Textauszug:
Offene Beziehungen und Geheimnisse: Jenseits der Monogamie
Johanna will alles wissen, Eva nichts. Christopher und Sarah haben keine Geheimnisse. Ein Porträt zweier offener Beziehungen.
Sarah sitzt am Küchentisch und erzählt, dass sie beim Sex nicht schön aussieht. Zumindest nicht so, wie es im Fernsehen gezeigt wird. Sie lächelt und versinkt in Christophers Blick. Christopher Gottwald (41) lebt in seiner Berliner Wohnung allein, in seinem Herzen ist hingegen Platz für viele. Sarah Bouars (31) und er führen eine Beziehung. Daneben gab es von Beginn an andere Frauen, andere Männer – aber keine Geheimnisse.
Mit dem Partner über alles zu sprechen, auch über die Nacht bei jemand anderem, sei „schon heftig, aber reinigend“, sagt Sarah. „Das ist unsere Realität, warum sollen wir nicht darüber sprechen?“, so Christopher. Er hat viel zu sagen. Auch öffentlich – als Lobbyist für alternative Beziehungsmodelle: Er ist Pressesprecher des Polyamoren Netzwerks, hält Vorträge und Workshops.
Geheimnisse habe er kaum. Das war nicht immer so: Als Christopher sich vor 12 Jahren für Polyamorie („viele Lieben“) entschieden hat, drückte er sich erst mit Halbwahrheiten durch Beziehungsgespräche. Das habe sich nicht gut angefühlt. „Es bleibt was zurück“, wirft Sarah ein. Die beiden gehen im Gespräch aufeinander ein – mit Sätzen, die klingen wie aus einem pädagogisch-spirituellen Ratgeber.
Als Christopher zur Arbeit fährt, mixt er für sich und Sarah einen Smoothie aus Salat und Kiwi. Auch in ihrem Beziehungsrezept sind sie sich einig: „Lieber zu viel als zu wenig reden – alle sollen von allen wissen.“
Der Text stammt aus der vierseitigen Beilage, die 16 junge JournalistInnen im Rahmen des 16. taz-Panter-Workshops erarbeitet haben. Zum Thema „Geheimnisse“ haben sie sich unter anderem mit Beziehungen, Verschwörungstheorien, Sexshops und Politik beschäftigt. Die Beilage liegt der Montagsausgabe der taz bei.
Eifersucht und Regeln
„Das wäre der Idealzustand“, sagt auch die 25-jährige Johanna* aus Wien, „aber ich glaube nicht, dass meine Freundin mir wirklich immer alles sagt“. Johanna und die gleichaltrige Eva* sind seit vier Jahren zusammen. Vor einem halben Jahr haben sie sich entschlossen, ihre Beziehung zu öffnen. Ihre Regeln: Eva soll alles erzählen, Johanna nichts. Denn Johanna will alles hören, Eva nichts. Wenn sie trotzdem nachfragt, steht Johanna ihr zwar Rede und Antwort, wird dann von Eva aber wieder unterbrochen: „Erzähl nicht weiter, eigentlich will ich es nicht wissen.“ Eva sei eifersüchtig, wolle aber Johanne nichts verbieten.

Aufgabenstellung:
A. Schreiben Sie aus dem Text über offene Beziehungen den Abschnitt ab, der mit den Worten „Sarah sitzt am“ beginnt und mit „Vorträge und Workshops.“ endet.
B. Beantworten Sie anhand des Textes über offene Beziehungen die folgenden Fragen:
(i) Wie alt ist Christopher Gottwald?
(ii) Vor wie vielen Jahren hat sich Christopher für Polyamorie entschieden?
(iii) Seit wie vielen Jahren sind Johanna und Eva ein Paar?
C. Führen Sie den Text über offene Beziehungen im Anschluss an seinen letzten Satz weiter.

Einträge des Datensatzes:
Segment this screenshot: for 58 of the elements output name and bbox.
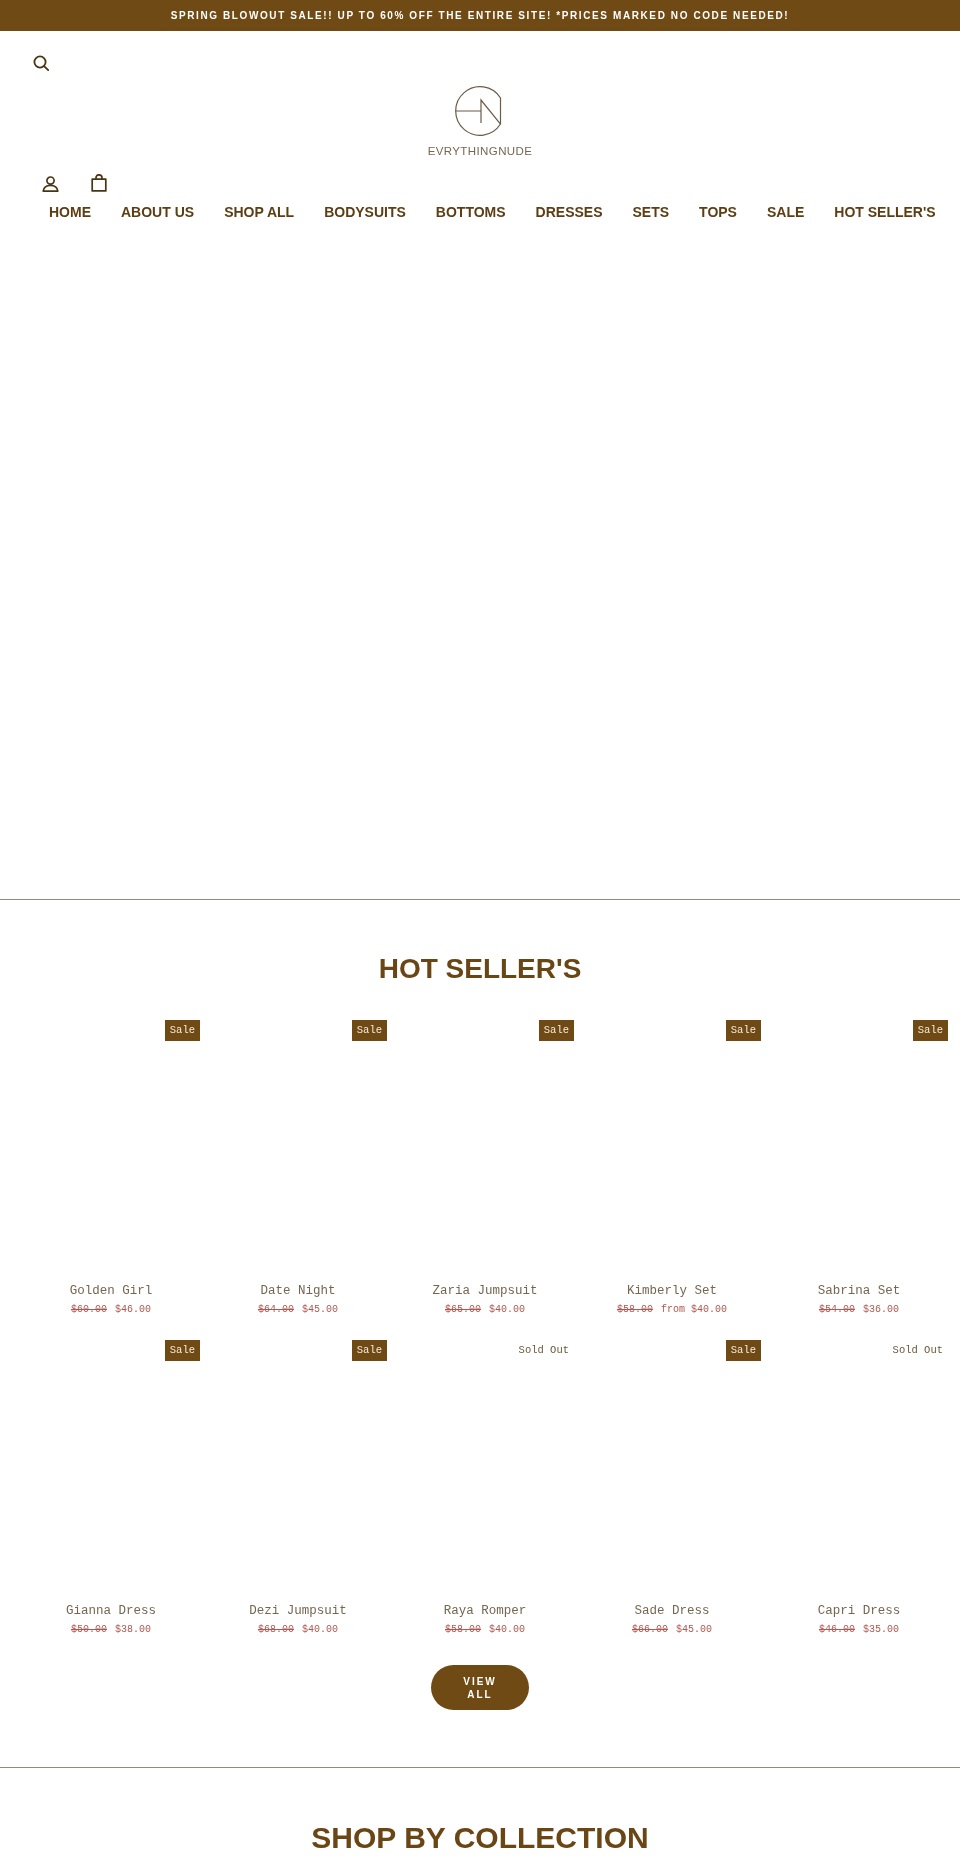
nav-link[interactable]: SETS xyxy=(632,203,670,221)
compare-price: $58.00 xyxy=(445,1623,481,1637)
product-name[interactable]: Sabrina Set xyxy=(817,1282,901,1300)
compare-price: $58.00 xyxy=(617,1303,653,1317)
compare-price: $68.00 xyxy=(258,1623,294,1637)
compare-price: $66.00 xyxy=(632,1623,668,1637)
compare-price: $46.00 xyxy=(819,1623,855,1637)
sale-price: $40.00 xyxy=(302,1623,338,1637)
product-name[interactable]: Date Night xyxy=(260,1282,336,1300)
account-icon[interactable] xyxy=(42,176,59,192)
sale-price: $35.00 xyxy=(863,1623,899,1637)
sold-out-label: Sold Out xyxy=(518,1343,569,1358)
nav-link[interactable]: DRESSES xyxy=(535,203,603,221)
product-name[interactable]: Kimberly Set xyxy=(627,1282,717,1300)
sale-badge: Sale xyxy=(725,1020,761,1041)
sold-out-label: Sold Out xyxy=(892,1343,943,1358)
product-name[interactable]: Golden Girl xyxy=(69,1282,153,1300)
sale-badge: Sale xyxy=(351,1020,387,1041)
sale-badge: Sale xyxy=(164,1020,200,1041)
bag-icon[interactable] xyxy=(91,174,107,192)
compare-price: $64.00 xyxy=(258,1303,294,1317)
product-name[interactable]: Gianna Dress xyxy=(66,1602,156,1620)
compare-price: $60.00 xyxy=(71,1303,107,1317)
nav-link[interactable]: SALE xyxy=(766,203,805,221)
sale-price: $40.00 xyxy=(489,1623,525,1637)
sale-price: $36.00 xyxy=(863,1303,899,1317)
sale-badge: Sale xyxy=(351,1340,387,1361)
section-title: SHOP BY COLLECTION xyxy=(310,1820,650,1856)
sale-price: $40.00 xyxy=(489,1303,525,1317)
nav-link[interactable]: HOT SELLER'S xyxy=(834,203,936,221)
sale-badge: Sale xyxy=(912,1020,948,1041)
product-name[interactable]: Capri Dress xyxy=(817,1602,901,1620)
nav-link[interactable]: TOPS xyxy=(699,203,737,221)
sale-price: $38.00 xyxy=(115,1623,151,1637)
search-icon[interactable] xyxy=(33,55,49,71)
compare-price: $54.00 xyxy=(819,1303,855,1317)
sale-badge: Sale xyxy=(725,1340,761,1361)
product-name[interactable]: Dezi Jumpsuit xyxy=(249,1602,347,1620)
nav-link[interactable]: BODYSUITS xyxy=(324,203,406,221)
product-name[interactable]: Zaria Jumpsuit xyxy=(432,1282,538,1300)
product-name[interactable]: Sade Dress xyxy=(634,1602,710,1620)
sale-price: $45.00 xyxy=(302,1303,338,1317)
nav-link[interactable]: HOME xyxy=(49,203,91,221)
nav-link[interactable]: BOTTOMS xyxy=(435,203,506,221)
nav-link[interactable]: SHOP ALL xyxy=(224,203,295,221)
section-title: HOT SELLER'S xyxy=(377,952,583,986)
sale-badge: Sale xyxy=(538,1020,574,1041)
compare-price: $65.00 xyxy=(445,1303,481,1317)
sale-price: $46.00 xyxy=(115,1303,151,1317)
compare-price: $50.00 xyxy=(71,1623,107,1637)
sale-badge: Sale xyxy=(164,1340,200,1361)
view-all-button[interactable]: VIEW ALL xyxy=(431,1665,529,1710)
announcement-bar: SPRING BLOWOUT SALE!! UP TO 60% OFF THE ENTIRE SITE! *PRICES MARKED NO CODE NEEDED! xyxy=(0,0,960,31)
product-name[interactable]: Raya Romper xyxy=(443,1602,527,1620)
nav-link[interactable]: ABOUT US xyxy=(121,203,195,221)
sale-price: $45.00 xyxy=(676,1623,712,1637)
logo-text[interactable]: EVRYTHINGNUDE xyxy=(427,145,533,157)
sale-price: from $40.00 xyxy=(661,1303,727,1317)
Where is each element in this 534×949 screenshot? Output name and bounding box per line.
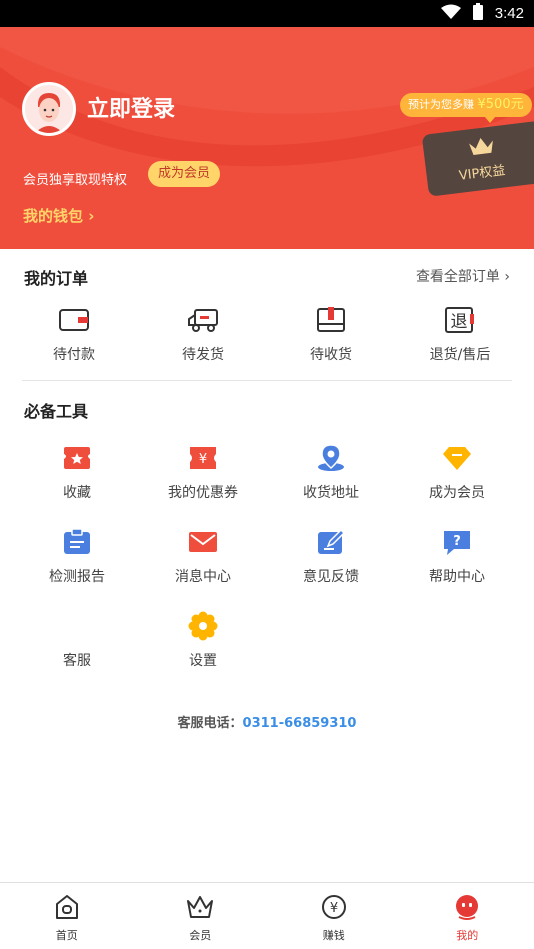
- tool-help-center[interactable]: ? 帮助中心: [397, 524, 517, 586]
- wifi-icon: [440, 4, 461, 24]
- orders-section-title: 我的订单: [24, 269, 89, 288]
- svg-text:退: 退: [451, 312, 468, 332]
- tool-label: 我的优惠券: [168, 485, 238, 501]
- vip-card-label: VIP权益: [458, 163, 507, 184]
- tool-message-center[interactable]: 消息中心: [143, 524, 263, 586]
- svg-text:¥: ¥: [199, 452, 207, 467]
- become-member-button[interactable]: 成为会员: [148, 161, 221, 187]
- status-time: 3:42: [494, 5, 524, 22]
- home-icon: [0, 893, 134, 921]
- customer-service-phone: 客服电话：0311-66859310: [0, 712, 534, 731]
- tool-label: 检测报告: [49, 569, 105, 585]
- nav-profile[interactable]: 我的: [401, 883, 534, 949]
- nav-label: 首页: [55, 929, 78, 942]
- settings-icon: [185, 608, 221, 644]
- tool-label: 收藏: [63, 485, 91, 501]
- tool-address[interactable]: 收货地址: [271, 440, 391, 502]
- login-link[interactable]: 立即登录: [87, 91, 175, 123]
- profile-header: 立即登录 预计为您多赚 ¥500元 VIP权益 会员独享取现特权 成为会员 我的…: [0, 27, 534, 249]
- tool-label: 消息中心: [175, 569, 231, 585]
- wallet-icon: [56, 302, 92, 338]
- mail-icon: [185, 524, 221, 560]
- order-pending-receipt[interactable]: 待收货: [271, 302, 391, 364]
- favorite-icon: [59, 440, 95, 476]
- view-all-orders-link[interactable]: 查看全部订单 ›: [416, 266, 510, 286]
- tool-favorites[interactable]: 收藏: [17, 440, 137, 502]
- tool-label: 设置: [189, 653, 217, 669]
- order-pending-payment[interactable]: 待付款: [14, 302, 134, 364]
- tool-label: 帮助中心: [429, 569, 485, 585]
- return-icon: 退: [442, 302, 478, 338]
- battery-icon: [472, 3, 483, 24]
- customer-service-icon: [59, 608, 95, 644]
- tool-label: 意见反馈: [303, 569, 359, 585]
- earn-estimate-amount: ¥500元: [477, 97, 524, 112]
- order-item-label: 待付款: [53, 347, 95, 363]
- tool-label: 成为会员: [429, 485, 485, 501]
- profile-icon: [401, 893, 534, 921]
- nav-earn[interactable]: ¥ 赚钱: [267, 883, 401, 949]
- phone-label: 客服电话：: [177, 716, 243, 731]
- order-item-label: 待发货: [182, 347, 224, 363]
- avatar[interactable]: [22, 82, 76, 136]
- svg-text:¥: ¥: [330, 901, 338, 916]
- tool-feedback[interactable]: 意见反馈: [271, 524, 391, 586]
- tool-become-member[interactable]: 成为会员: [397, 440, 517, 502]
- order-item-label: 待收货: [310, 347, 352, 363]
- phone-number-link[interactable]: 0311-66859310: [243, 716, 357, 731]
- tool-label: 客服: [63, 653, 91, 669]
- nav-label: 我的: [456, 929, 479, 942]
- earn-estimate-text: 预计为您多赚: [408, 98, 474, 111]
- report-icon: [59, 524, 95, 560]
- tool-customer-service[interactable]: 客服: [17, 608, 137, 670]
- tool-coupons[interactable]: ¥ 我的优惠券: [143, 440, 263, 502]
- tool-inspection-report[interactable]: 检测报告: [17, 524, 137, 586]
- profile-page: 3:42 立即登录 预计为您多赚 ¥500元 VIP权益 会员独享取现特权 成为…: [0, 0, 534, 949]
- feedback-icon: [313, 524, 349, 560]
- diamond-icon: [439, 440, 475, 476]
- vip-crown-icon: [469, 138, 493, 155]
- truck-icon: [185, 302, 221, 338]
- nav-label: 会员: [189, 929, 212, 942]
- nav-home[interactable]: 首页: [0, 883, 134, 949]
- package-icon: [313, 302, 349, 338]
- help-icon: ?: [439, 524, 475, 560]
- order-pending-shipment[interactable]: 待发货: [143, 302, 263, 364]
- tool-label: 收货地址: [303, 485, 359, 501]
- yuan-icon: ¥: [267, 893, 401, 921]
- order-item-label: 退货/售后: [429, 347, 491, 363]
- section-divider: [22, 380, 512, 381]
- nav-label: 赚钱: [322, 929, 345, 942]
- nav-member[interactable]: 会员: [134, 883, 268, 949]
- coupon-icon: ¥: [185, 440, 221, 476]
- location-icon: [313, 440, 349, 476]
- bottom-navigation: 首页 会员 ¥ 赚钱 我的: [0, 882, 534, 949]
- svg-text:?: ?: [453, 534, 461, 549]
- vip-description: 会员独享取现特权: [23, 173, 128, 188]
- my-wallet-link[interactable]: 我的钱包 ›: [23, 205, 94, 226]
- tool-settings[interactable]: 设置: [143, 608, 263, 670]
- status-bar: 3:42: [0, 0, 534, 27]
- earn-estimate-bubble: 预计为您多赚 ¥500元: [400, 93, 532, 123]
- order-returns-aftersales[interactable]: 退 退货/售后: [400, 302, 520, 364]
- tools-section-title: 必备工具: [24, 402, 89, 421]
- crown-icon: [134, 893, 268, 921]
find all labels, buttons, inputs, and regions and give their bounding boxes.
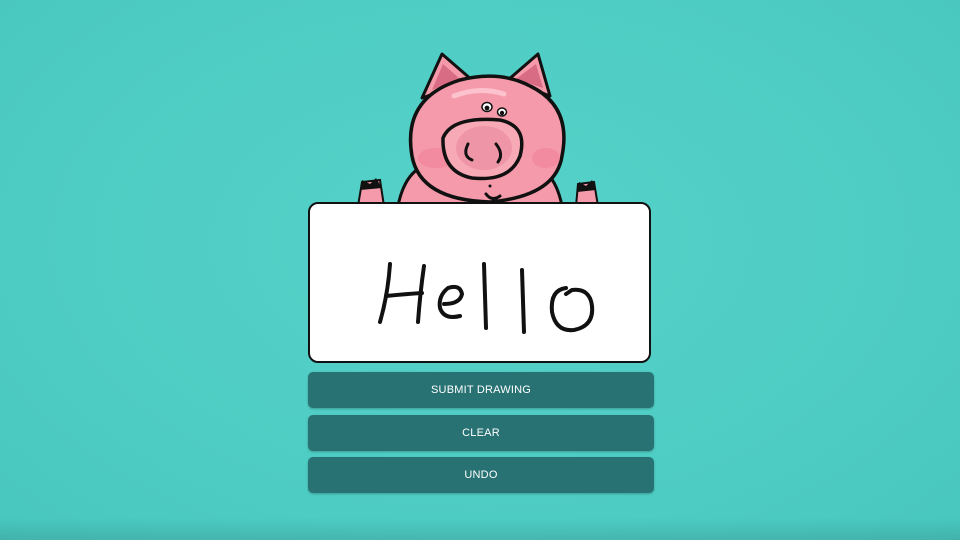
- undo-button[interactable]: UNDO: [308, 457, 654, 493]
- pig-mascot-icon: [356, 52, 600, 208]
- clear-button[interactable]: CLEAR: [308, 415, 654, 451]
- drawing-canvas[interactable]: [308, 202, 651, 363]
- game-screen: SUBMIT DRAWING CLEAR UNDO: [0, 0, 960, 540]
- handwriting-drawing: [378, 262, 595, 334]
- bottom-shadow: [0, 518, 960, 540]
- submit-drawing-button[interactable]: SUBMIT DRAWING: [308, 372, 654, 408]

Lösungen je Aufgabe:
A.
Sarah sitzt am Küchentisch und erzählt, dass sie beim Sex nicht schön aussieht. Zumindest nicht so, wie es im Fernsehen gezeigt wird. Sie lächelt und versinkt in Christophers Blick. Christopher Gottwald (41) lebt in seiner Berliner Wohnung allein, in seinem Herzen ist hingegen Platz für viele. Sarah Bouars (31) und er führen eine Beziehung. Daneben gab es von Beginn an andere Frauen, andere Männer – aber keine Geheimnisse.
Mit dem Partner über alles zu sprechen, auch über die Nacht bei jemand anderem, sei „schon heftig, aber reinigend“, sagt Sarah. „Das ist unsere Realität, warum sollen wir nicht darüber sprechen?“, so Christopher. Er hat viel zu sagen. Auch öffentlich – als Lobbyist für alternative Beziehungsmodelle: Er ist Pressesprecher des Polyamoren Netzwerks, hält Vorträge und Workshops.

B.
(i) 41 Jahre
(ii) Vor 12 Jahren
(iii) Seit vier Jahren

C.
Leicht ist es nicht – war es noch nie: So hielt sich Eva nicht an die Regeln und verheimlichte ihrer Freundin eine Liebschaft. Sie schämte sich dafür, dass sie sich in die zweite Frau verliebt hatte. Eine Abwärtsspirale: das Verlieben entgegen den eigenen Erwartungen. Scham. Geheimhaltung. Verstoß gegen die gemeinsame Abmachung. Johanna ist bereit, eine dritte Person in die Beziehung aufzunehmen, aber Evas Verhalten empfindet sie als Vertrauensbruch. Trotzdem wollen sie verhindern, dass ihre Beziehung daran zerbricht, wollen sie zusammenbleiben und versuchen, ehrlicher miteinander zu sein. Die dritte Person sieht Eva nicht mehr – „sagt sie“, so Johanna. „Kann man jetzt glauben oder nicht.“
Werkzeug oder Lebensmittelpunkt
Schützen Geheimnisse davor, uns in Beziehungen gegenseitig zu verletzen? Oder ist gnadenlose Offenheit der einzige Weg zu Intimität? Christopher und Sarah wählen die Polyamorie aus voller Überzeugung und tragen ihr Beziehungsmodell in Beruf und soziales Umfeld. Muss die Beziehung zum Lebensmittelpunkt werden?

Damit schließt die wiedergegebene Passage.